• _Goal of the exercise_
Could you transcribe every record below exactly as written, leaving out any pictures?

[Stored data]
..........

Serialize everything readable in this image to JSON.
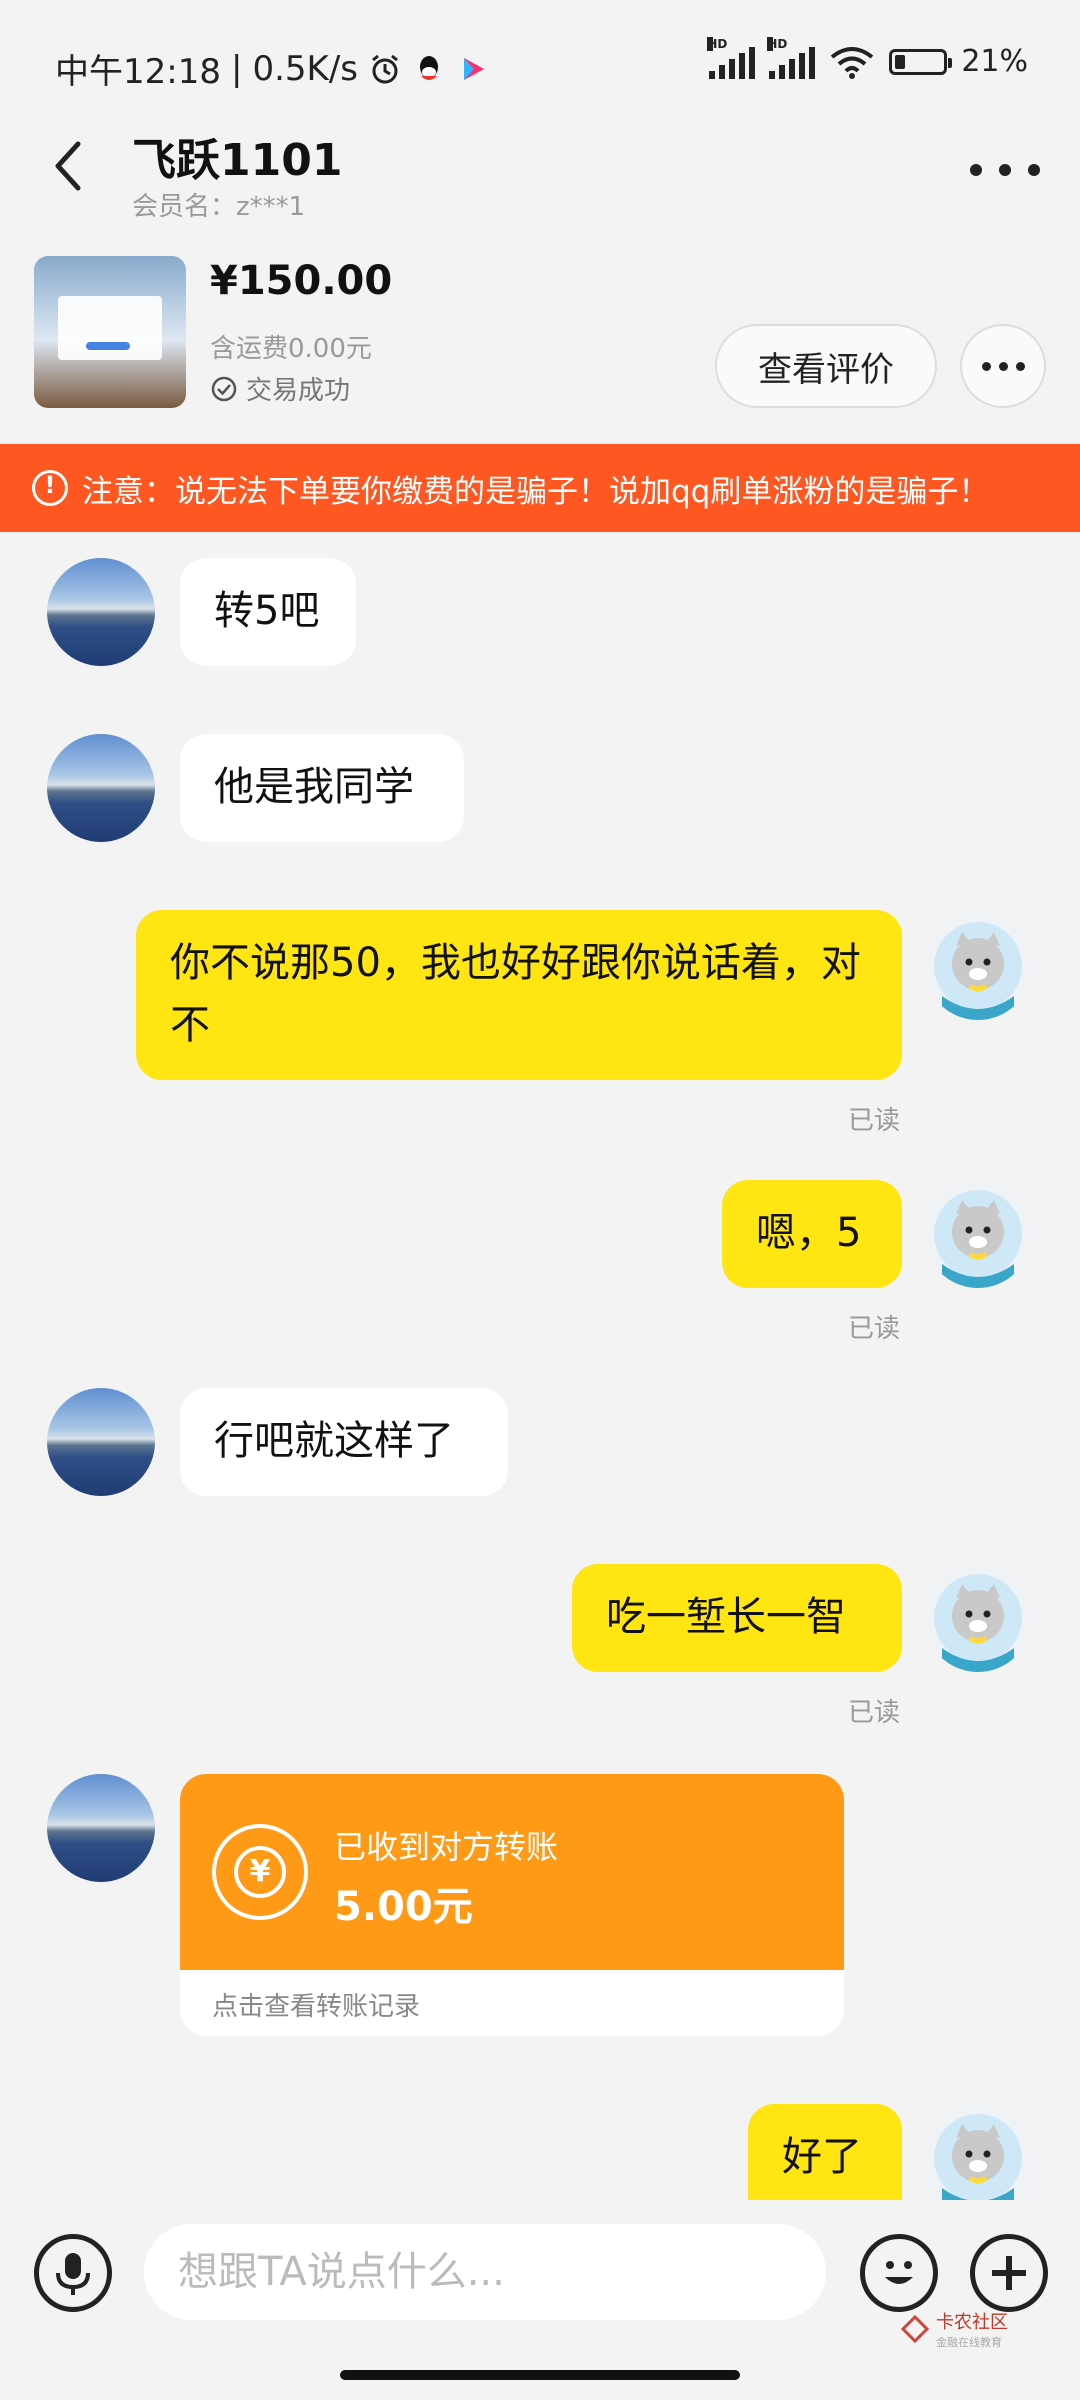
{
  "status_bar": {
    "time_prefix": "中午12:18",
    "network_speed": "0.5K/s",
    "battery_percent": "21%",
    "battery_level": 0.21
  },
  "header": {
    "title": "飞跃1101",
    "member_label": "会员名：z***1"
  },
  "product": {
    "price": "¥150.00",
    "shipping": "含运费0.00元",
    "status": "交易成功",
    "review_button": "查看评价"
  },
  "warning": {
    "text": "注意：说无法下单要你缴费的是骗子！说加qq刷单涨粉的是骗子！"
  },
  "messages": [
    {
      "side": "left",
      "text": "转5吧"
    },
    {
      "side": "left",
      "text": "他是我同学"
    },
    {
      "side": "right",
      "text": "你不说那50，我也好好跟你说话着，对不",
      "read": "已读"
    },
    {
      "side": "right",
      "text": "嗯，5",
      "read": "已读"
    },
    {
      "side": "left",
      "text": "行吧就这样了"
    },
    {
      "side": "right",
      "text": "吃一堑长一智",
      "read": "已读"
    },
    {
      "side": "right",
      "text": "好了"
    }
  ],
  "transfer": {
    "title": "已收到对方转账",
    "amount": "5.00元",
    "link": "点击查看转账记录",
    "icon_symbol": "¥"
  },
  "composer": {
    "placeholder": "想跟TA说点什么..."
  },
  "watermark": {
    "text": "卡农社区",
    "sub": "金融在线教育"
  },
  "colors": {
    "accent_yellow": "#ffe511",
    "warning_orange": "#ff5722",
    "transfer_orange": "#ff9a16",
    "background": "#f3f3f3"
  }
}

..........

• _Answer to this exercise_
Serialize everything readable in this image to JSON.
{
  "status_bar": {
    "time_prefix": "中午12:18",
    "network_speed": "0.5K/s",
    "battery_percent": "21%",
    "battery_level": 0.21
  },
  "header": {
    "title": "飞跃1101",
    "member_label": "会员名：z***1"
  },
  "product": {
    "price": "¥150.00",
    "shipping": "含运费0.00元",
    "status": "交易成功",
    "review_button": "查看评价"
  },
  "warning": {
    "text": "注意：说无法下单要你缴费的是骗子！说加qq刷单涨粉的是骗子！"
  },
  "messages": [
    {
      "side": "left",
      "text": "转5吧"
    },
    {
      "side": "left",
      "text": "他是我同学"
    },
    {
      "side": "right",
      "text": "你不说那50，我也好好跟你说话着，对不",
      "read": "已读"
    },
    {
      "side": "right",
      "text": "嗯，5",
      "read": "已读"
    },
    {
      "side": "left",
      "text": "行吧就这样了"
    },
    {
      "side": "right",
      "text": "吃一堑长一智",
      "read": "已读"
    },
    {
      "side": "right",
      "text": "好了"
    }
  ],
  "transfer": {
    "title": "已收到对方转账",
    "amount": "5.00元",
    "link": "点击查看转账记录",
    "icon_symbol": "¥"
  },
  "composer": {
    "placeholder": "想跟TA说点什么..."
  },
  "watermark": {
    "text": "卡农社区",
    "sub": "金融在线教育"
  },
  "colors": {
    "accent_yellow": "#ffe511",
    "warning_orange": "#ff5722",
    "transfer_orange": "#ff9a16",
    "background": "#f3f3f3"
  }
}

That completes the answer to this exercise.